start Material for this exercise
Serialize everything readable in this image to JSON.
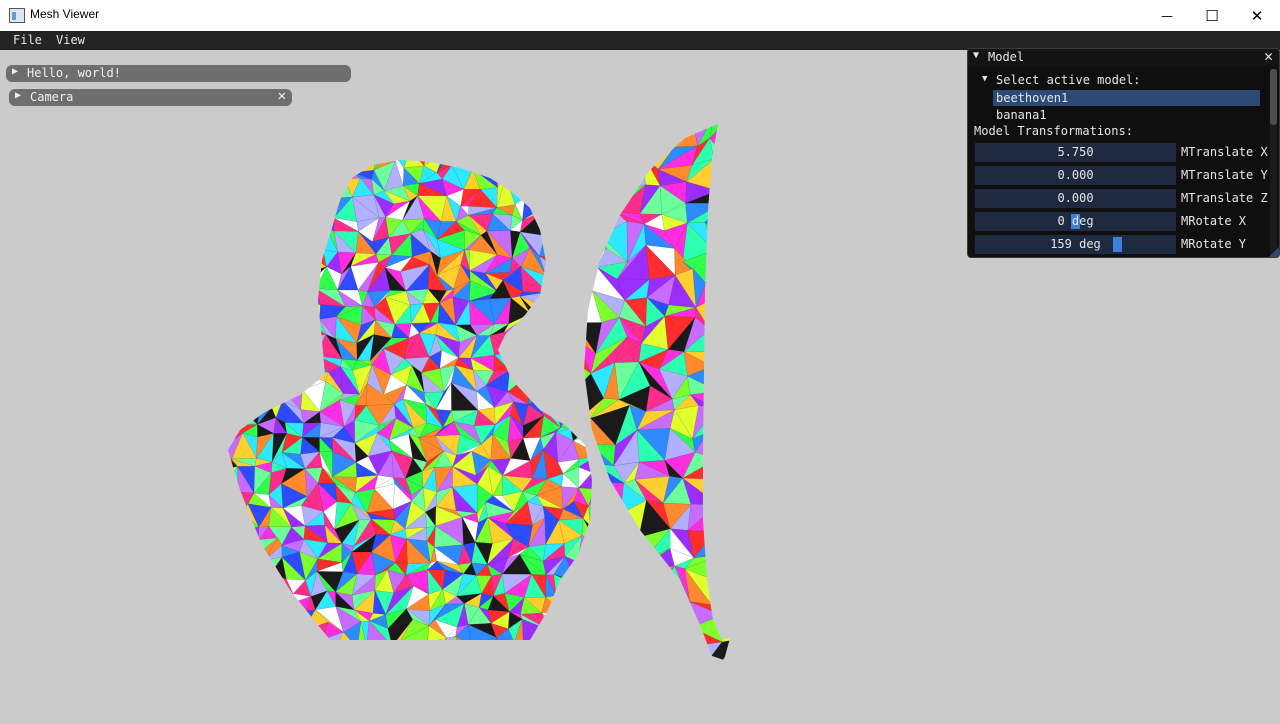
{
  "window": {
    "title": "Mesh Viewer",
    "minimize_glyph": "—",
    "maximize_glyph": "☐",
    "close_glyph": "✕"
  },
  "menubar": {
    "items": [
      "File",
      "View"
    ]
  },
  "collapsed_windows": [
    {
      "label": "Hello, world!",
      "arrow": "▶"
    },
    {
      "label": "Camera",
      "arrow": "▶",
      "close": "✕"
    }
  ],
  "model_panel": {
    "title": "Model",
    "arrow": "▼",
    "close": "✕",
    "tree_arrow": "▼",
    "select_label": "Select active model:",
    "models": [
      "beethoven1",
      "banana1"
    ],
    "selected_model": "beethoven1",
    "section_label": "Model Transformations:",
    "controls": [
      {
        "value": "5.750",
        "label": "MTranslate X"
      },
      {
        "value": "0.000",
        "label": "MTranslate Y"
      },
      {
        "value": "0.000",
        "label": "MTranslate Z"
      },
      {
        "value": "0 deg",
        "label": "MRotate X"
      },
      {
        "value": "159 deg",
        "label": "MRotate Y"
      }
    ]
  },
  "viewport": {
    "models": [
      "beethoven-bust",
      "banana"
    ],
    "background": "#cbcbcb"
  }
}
end Material for this exercise
Description of the task
Using the listing above, pick out each line that contains the word "MTranslate", then copy it.

Answer for the task
        "label": "MTranslate X"
        "label": "MTranslate Y"
        "label": "MTranslate Z"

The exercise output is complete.